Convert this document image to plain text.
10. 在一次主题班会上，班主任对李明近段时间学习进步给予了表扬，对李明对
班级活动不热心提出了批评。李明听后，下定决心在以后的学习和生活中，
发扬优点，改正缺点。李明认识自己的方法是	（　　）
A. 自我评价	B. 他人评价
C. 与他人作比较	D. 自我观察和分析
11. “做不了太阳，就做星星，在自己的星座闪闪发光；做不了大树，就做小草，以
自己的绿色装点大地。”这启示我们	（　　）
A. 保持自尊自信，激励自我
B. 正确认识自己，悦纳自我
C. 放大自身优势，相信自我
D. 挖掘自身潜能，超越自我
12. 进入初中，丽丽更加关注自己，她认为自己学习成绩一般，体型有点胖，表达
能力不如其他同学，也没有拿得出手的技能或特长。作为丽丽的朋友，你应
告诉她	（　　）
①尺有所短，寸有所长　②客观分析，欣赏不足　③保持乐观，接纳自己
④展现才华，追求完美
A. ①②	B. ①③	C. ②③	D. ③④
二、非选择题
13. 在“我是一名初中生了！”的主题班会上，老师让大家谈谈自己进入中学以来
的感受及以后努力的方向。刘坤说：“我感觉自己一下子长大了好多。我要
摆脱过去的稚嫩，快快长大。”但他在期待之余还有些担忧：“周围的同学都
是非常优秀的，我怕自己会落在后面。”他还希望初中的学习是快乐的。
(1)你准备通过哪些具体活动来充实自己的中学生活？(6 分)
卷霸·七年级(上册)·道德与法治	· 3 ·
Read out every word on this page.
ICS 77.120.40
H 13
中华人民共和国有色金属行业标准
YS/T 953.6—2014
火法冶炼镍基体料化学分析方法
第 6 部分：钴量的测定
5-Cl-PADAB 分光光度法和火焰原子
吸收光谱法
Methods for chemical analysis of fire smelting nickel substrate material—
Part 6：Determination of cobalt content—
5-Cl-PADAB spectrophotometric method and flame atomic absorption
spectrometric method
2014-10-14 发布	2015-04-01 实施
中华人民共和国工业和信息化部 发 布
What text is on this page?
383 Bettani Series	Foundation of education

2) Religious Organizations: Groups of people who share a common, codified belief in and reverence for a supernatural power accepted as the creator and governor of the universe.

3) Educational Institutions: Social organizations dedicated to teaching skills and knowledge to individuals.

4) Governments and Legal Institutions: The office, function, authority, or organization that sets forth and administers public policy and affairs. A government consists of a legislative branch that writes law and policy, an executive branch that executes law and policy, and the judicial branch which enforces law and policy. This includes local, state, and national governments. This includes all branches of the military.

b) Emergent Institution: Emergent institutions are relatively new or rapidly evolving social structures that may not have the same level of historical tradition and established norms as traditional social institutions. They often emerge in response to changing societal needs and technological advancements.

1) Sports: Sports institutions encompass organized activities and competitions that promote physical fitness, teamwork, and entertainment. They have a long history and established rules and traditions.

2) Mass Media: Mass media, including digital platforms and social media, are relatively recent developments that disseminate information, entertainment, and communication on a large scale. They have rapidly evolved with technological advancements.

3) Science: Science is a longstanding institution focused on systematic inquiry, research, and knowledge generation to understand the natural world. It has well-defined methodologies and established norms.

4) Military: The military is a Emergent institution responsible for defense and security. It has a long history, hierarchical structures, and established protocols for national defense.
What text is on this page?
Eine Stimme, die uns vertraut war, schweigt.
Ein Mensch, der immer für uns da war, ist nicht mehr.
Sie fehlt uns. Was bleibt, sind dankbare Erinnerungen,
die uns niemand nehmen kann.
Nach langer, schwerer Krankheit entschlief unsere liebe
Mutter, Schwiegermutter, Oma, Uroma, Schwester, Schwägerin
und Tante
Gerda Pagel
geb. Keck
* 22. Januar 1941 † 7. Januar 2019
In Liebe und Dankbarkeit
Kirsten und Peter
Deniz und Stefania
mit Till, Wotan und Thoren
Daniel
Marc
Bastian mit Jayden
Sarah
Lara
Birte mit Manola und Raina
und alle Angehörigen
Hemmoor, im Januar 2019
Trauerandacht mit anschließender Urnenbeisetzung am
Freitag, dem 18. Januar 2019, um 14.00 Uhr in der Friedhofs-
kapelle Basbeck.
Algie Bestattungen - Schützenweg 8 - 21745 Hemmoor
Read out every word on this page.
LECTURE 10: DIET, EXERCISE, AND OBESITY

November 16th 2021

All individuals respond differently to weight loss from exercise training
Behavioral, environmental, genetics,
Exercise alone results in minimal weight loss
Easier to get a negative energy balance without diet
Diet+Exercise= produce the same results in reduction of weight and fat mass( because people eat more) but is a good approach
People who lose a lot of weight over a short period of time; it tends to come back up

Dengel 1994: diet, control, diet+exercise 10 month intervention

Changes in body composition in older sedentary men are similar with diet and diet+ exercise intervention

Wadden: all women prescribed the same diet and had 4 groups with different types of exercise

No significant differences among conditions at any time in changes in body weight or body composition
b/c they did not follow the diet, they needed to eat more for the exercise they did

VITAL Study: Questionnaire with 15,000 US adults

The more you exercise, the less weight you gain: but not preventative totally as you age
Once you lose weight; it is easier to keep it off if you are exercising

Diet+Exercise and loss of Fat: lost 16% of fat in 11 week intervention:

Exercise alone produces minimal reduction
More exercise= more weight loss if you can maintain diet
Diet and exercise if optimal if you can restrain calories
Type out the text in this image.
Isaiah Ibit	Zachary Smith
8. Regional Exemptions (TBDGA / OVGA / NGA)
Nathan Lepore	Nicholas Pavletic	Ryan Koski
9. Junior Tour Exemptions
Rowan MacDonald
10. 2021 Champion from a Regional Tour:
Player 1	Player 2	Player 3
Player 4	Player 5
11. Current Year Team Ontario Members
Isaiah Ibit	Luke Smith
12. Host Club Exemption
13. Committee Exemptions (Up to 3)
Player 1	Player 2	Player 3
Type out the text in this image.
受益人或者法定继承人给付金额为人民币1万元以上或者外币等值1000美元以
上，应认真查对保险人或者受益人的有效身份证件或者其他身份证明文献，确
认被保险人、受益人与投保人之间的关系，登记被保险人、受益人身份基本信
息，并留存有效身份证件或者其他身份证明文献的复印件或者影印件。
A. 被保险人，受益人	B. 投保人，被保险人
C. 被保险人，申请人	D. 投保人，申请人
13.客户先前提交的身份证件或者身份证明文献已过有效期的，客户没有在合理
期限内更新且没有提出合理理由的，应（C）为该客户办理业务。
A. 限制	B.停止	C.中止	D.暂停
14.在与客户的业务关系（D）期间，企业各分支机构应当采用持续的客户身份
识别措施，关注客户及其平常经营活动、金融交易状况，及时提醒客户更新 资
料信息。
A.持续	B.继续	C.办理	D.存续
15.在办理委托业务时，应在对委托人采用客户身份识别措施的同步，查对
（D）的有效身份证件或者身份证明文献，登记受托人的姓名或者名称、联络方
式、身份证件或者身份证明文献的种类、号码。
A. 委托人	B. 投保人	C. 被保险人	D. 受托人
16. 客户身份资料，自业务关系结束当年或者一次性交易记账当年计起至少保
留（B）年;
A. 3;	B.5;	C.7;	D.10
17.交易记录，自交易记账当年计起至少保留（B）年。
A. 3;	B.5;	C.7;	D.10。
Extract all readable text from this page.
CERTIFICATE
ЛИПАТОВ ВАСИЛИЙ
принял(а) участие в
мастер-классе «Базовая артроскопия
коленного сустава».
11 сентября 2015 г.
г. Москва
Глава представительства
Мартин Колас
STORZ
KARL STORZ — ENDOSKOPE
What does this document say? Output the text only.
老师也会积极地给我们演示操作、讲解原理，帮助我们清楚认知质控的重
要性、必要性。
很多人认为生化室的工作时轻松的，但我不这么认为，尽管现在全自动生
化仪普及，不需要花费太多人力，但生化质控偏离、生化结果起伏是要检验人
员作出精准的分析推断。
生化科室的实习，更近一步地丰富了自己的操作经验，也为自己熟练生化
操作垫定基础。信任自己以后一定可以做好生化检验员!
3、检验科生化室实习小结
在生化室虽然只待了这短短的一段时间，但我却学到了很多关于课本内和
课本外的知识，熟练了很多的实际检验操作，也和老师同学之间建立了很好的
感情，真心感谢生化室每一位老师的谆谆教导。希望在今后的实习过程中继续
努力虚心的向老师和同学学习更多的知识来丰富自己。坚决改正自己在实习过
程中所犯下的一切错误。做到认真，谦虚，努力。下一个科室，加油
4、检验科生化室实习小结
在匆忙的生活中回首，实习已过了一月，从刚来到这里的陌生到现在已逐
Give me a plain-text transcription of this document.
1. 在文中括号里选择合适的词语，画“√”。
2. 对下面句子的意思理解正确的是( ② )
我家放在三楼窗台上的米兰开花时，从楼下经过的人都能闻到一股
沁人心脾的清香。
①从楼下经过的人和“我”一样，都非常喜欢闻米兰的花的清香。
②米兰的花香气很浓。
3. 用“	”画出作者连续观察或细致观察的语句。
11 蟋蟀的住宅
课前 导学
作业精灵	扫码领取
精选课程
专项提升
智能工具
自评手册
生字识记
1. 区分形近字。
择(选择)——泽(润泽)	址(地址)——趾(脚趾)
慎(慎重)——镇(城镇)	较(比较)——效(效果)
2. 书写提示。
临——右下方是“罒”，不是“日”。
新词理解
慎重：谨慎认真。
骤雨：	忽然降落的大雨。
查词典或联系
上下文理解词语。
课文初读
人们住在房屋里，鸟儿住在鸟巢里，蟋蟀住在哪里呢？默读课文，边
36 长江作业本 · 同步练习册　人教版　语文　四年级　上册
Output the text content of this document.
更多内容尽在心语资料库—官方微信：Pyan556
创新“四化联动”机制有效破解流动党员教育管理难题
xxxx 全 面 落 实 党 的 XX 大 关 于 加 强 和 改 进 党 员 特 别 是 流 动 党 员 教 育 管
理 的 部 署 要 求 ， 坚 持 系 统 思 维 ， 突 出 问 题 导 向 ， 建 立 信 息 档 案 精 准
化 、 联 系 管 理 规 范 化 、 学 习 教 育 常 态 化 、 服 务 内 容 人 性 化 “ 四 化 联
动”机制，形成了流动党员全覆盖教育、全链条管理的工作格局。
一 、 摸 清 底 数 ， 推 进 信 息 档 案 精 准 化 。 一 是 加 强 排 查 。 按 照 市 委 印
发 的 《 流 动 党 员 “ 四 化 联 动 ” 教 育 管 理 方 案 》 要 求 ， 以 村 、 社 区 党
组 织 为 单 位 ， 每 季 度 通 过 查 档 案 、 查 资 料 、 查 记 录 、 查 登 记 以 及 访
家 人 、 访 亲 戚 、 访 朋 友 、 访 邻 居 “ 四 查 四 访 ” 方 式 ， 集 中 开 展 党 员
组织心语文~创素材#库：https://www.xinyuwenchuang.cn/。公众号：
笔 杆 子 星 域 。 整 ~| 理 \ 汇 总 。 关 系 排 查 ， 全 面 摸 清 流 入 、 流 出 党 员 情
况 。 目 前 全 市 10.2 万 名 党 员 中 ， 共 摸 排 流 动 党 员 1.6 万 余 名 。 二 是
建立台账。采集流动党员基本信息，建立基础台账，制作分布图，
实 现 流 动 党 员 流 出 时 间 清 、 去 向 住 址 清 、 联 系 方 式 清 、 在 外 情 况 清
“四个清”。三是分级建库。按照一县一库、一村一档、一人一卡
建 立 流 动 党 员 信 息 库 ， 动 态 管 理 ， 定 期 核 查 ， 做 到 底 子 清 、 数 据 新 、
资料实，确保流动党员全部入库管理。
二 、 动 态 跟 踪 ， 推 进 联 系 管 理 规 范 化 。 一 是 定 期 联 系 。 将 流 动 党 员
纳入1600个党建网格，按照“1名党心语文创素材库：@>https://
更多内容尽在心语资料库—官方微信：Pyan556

+===+

== Directive ==
All lines from the one with "Give me a plain-text" through the final line above are to be quoted exactly; quote no other line.

== Completed task ==
Give me a plain-text transcription of this document.
1. 在文中括号里选择合适的词语，画“√”。
2. 对下面句子的意思理解正确的是( ② )
我家放在三楼窗台上的米兰开花时，从楼下经过的人都能闻到一股
沁人心脾的清香。
①从楼下经过的人和“我”一样，都非常喜欢闻米兰的花的清香。
②米兰的花香气很浓。
3. 用“	”画出作者连续观察或细致观察的语句。
11 蟋蟀的住宅
课前 导学
作业精灵	扫码领取
精选课程
专项提升
智能工具
自评手册
生字识记
1. 区分形近字。
择(选择)——泽(润泽)	址(地址)——趾(脚趾)
慎(慎重)——镇(城镇)	较(比较)——效(效果)
2. 书写提示。
临——右下方是“罒”，不是“日”。
新词理解
慎重：谨慎认真。
骤雨：	忽然降落的大雨。
查词典或联系
上下文理解词语。
课文初读
人们住在房屋里，鸟儿住在鸟巢里，蟋蟀住在哪里呢？默读课文，边
36 长江作业本 · 同步练习册　人教版　语文　四年级　上册
Output the text content of this document.
更多内容尽在心语资料库—官方微信：Pyan556
创新“四化联动”机制有效破解流动党员教育管理难题
xxxx 全 面 落 实 党 的 XX 大 关 于 加 强 和 改 进 党 员 特 别 是 流 动 党 员 教 育 管
理 的 部 署 要 求 ， 坚 持 系 统 思 维 ， 突 出 问 题 导 向 ， 建 立 信 息 档 案 精 准
化 、 联 系 管 理 规 范 化 、 学 习 教 育 常 态 化 、 服 务 内 容 人 性 化 “ 四 化 联
动”机制，形成了流动党员全覆盖教育、全链条管理的工作格局。
一 、 摸 清 底 数 ， 推 进 信 息 档 案 精 准 化 。 一 是 加 强 排 查 。 按 照 市 委 印
发 的 《 流 动 党 员 “ 四 化 联 动 ” 教 育 管 理 方 案 》 要 求 ， 以 村 、 社 区 党
组 织 为 单 位 ， 每 季 度 通 过 查 档 案 、 查 资 料 、 查 记 录 、 查 登 记 以 及 访
家 人 、 访 亲 戚 、 访 朋 友 、 访 邻 居 “ 四 查 四 访 ” 方 式 ， 集 中 开 展 党 员
组织心语文~创素材#库：https://www.xinyuwenchuang.cn/。公众号：
笔 杆 子 星 域 。 整 ~| 理 \ 汇 总 。 关 系 排 查 ， 全 面 摸 清 流 入 、 流 出 党 员 情
况 。 目 前 全 市 10.2 万 名 党 员 中 ， 共 摸 排 流 动 党 员 1.6 万 余 名 。 二 是
建立台账。采集流动党员基本信息，建立基础台账，制作分布图，
实 现 流 动 党 员 流 出 时 间 清 、 去 向 住 址 清 、 联 系 方 式 清 、 在 外 情 况 清
“四个清”。三是分级建库。按照一县一库、一村一档、一人一卡
建 立 流 动 党 员 信 息 库 ， 动 态 管 理 ， 定 期 核 查 ， 做 到 底 子 清 、 数 据 新 、
资料实，确保流动党员全部入库管理。
二 、 动 态 跟 踪 ， 推 进 联 系 管 理 规 范 化 。 一 是 定 期 联 系 。 将 流 动 党 员
纳入1600个党建网格，按照“1名党心语文创素材库：@>https://
更多内容尽在心语资料库—官方微信：Pyan556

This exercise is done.